▸ What the task asks: Going through the material below, please gather all lines with the word "OneDrive" in them.

▸ Input rows:
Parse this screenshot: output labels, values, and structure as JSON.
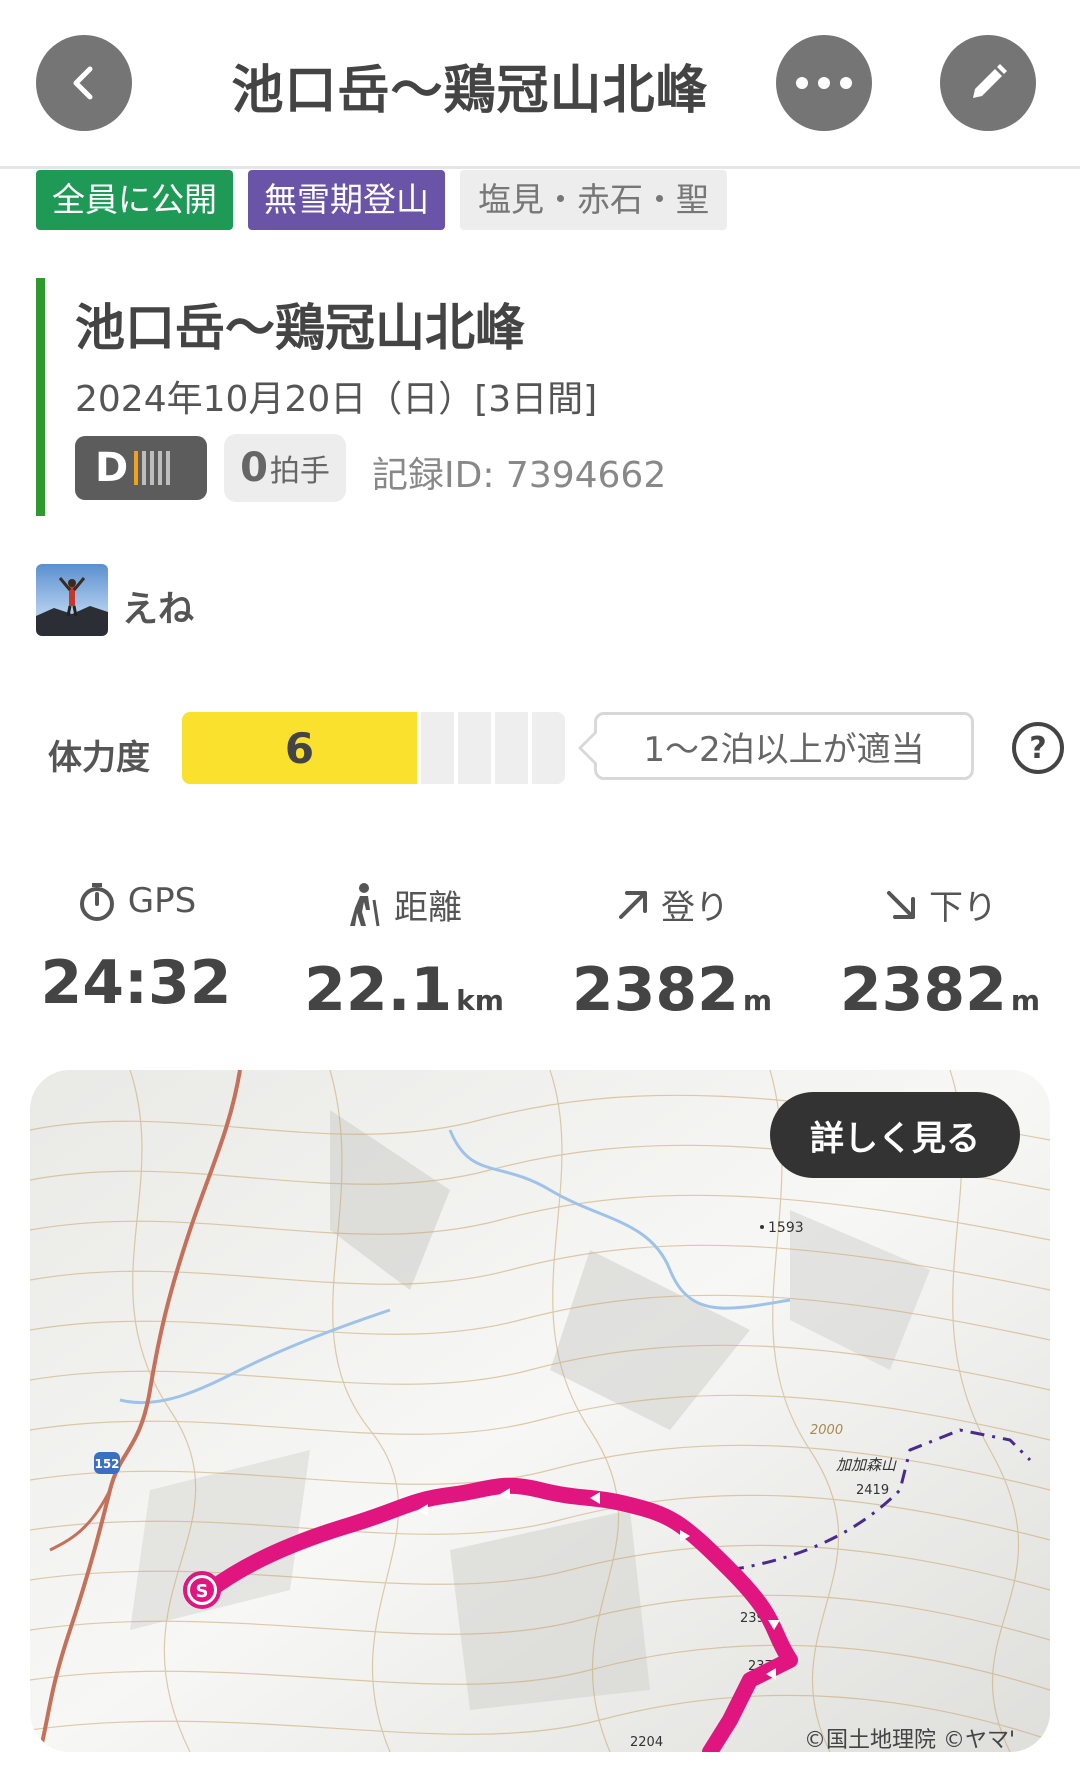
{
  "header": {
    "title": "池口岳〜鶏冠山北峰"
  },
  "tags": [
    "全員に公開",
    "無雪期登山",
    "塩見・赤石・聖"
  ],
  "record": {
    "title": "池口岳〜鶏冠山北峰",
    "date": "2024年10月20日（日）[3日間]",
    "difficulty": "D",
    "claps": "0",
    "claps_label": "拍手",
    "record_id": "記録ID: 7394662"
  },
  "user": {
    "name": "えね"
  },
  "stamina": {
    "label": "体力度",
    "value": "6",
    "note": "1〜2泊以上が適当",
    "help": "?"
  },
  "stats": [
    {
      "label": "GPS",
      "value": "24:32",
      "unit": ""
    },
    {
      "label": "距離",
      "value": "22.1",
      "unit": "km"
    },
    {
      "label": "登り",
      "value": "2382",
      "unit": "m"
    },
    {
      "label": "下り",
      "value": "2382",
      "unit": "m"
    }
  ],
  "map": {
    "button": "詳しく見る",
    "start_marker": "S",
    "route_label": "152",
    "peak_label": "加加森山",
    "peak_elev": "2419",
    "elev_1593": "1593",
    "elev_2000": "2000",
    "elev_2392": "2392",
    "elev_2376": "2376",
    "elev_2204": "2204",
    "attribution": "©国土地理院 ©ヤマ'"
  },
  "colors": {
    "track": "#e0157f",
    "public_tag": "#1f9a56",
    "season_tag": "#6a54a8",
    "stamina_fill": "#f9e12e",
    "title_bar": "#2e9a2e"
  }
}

...

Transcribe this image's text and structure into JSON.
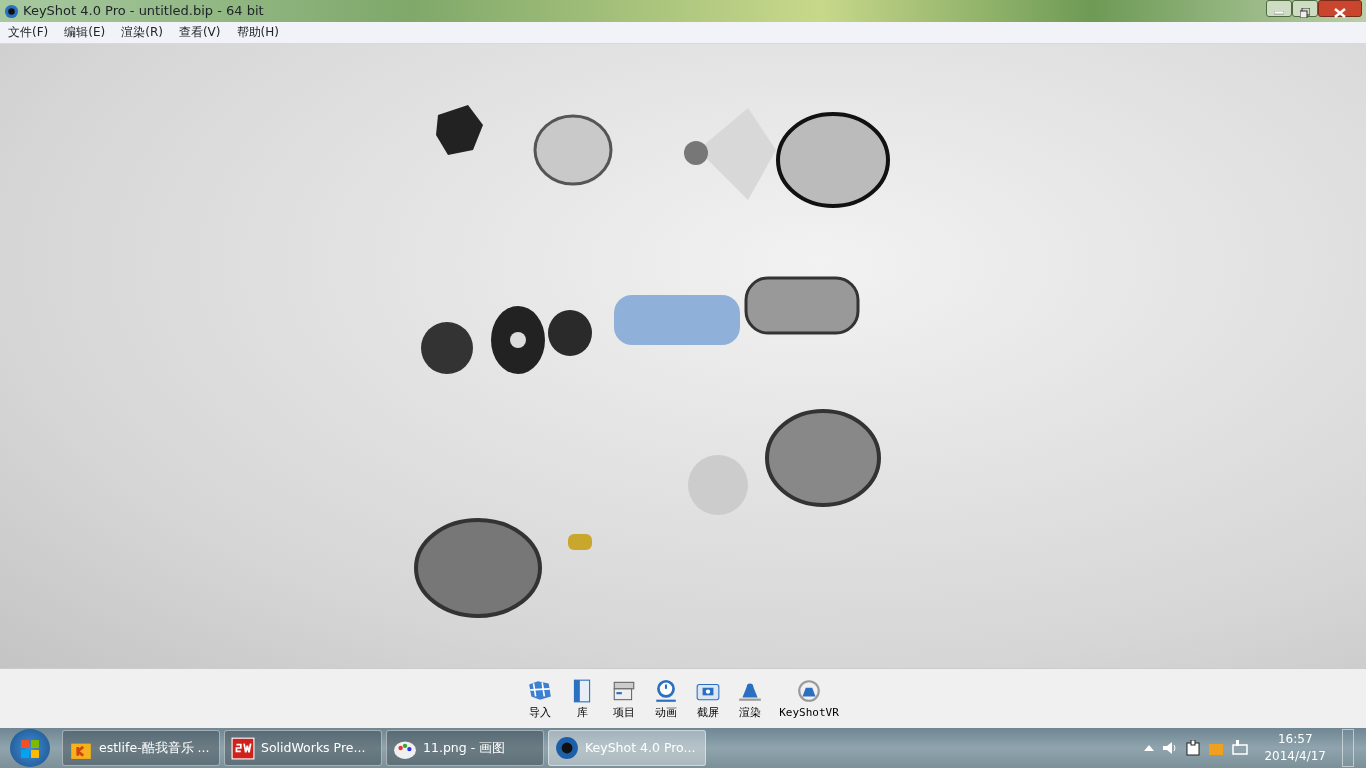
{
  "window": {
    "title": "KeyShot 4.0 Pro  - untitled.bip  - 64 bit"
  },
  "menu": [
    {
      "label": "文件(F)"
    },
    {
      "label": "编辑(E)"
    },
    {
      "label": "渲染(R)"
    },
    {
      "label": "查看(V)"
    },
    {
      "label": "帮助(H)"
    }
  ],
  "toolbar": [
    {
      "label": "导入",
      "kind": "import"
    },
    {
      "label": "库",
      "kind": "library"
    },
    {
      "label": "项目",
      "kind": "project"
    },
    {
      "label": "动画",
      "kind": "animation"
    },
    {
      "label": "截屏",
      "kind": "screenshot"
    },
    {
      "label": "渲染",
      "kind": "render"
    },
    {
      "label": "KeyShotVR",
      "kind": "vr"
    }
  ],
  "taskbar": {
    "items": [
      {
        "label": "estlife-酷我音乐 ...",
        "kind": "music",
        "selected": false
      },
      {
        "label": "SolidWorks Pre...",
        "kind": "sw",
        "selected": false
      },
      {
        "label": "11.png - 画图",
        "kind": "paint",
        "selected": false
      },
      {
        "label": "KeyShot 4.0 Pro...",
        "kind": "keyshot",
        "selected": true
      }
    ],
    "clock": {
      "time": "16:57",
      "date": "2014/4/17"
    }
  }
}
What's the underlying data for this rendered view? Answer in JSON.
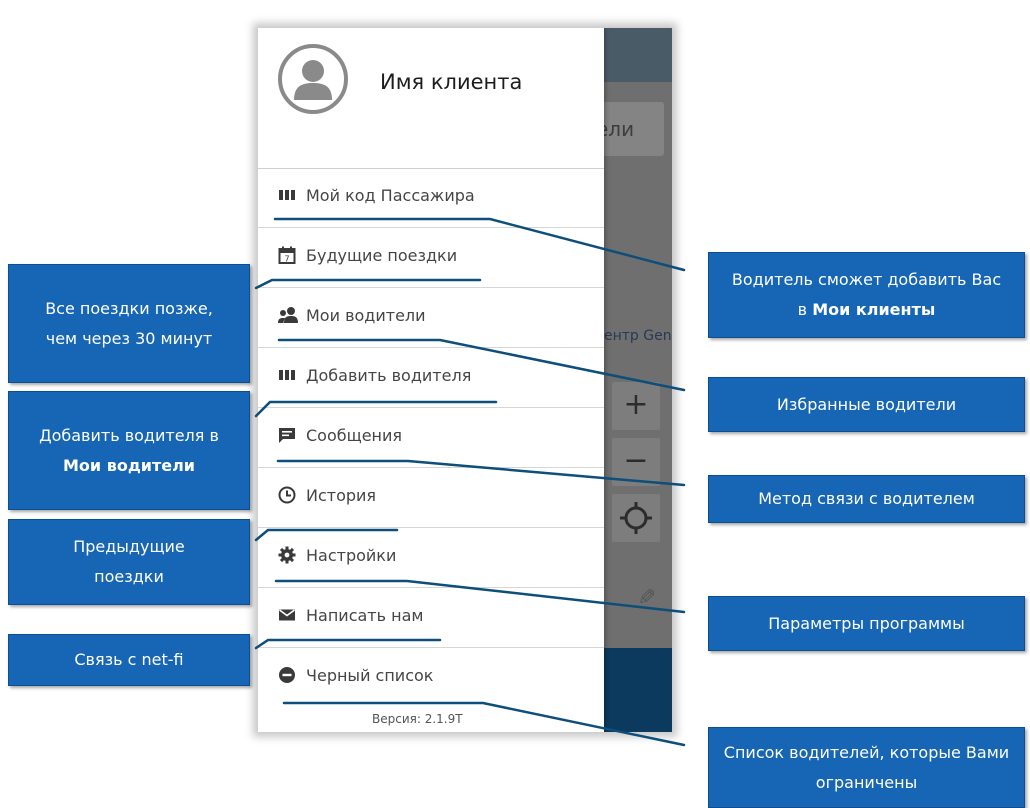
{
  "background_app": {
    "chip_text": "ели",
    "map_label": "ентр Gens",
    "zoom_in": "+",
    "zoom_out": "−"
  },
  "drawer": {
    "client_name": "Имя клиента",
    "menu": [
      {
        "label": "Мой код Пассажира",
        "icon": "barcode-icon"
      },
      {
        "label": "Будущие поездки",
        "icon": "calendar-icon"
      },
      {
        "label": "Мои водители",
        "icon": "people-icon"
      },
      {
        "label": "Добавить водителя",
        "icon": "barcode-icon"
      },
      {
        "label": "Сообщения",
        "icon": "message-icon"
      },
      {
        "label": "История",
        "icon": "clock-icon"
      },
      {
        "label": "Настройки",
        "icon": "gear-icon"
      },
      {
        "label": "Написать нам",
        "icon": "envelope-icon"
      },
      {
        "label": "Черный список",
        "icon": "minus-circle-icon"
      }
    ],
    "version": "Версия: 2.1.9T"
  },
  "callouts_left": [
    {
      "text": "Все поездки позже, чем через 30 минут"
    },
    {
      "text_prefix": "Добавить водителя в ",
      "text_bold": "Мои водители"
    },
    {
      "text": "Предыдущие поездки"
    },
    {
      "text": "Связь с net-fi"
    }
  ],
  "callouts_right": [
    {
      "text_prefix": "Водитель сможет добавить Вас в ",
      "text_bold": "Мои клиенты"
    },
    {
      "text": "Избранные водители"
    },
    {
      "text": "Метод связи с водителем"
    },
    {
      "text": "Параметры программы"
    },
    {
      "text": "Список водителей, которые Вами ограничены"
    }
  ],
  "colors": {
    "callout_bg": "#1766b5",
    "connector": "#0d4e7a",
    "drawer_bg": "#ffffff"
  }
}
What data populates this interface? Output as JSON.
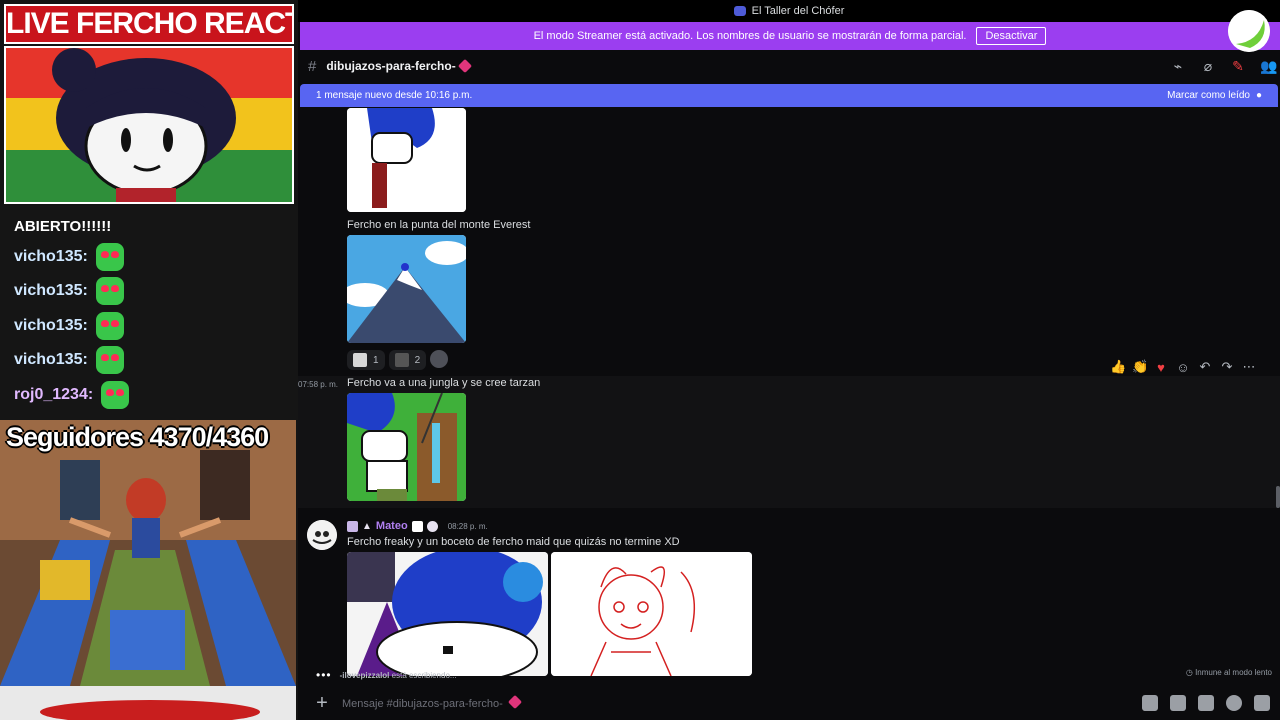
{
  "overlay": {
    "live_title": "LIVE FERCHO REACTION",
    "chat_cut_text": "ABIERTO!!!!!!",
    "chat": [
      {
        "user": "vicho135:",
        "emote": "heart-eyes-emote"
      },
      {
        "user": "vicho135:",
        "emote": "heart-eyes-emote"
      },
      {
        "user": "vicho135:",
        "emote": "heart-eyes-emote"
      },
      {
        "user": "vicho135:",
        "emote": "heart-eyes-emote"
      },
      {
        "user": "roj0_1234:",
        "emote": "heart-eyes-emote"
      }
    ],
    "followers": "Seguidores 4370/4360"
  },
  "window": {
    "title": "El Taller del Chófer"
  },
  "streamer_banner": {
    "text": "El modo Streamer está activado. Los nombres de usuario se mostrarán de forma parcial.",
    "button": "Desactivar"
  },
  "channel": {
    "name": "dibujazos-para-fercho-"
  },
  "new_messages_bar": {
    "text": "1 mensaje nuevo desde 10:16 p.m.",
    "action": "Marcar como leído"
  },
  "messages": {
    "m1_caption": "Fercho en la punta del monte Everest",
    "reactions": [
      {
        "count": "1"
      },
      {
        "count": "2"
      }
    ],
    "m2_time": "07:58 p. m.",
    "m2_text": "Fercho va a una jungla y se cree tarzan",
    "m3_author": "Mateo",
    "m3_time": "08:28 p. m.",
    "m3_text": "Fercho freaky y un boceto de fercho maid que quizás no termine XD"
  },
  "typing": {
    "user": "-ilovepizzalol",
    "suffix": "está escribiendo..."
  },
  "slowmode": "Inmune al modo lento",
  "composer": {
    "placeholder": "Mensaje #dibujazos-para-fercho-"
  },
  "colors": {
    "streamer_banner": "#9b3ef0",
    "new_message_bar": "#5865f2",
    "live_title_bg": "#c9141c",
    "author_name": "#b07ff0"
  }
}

---

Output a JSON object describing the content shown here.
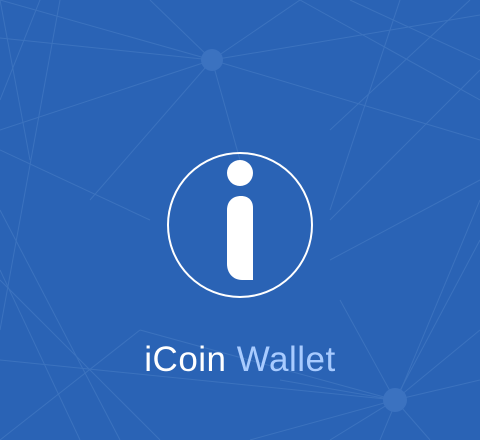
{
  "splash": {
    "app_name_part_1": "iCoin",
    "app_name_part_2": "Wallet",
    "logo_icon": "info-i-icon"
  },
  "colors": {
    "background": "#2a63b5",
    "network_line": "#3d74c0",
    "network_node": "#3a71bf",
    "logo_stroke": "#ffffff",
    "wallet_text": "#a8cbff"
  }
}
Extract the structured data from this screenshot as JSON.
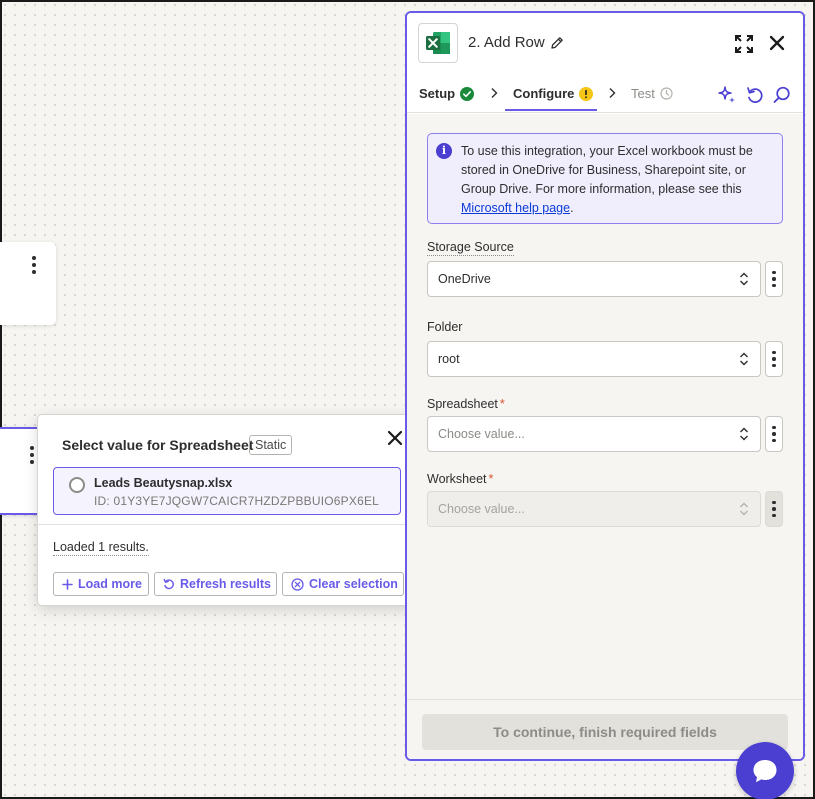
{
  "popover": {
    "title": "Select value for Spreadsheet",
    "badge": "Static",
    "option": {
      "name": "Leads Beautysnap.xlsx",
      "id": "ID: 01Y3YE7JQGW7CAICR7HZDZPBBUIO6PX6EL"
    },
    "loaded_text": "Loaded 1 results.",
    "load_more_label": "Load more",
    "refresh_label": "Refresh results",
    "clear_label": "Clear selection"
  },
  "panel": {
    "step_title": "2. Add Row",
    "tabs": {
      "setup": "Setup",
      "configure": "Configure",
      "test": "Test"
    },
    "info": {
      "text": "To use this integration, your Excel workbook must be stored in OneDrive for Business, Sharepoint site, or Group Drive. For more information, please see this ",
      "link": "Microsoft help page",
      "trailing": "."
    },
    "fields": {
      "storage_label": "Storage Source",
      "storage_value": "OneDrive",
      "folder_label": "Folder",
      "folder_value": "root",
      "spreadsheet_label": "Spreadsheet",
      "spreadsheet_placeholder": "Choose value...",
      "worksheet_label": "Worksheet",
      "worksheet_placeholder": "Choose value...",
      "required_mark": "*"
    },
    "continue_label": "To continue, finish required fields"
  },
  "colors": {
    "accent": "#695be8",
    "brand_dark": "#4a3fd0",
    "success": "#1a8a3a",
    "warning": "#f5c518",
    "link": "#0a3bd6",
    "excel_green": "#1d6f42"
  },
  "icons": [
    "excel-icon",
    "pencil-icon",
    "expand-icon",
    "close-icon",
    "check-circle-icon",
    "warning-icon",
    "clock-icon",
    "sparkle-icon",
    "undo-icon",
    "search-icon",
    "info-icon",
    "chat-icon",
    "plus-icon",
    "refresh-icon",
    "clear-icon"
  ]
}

▸ Response for this exercise:
      "text": "To use this integration, your Excel workbook must be stored in OneDrive for Business, Sharepoint site, or Group Drive. For more information, please see this ",
      "storage_value": "OneDrive",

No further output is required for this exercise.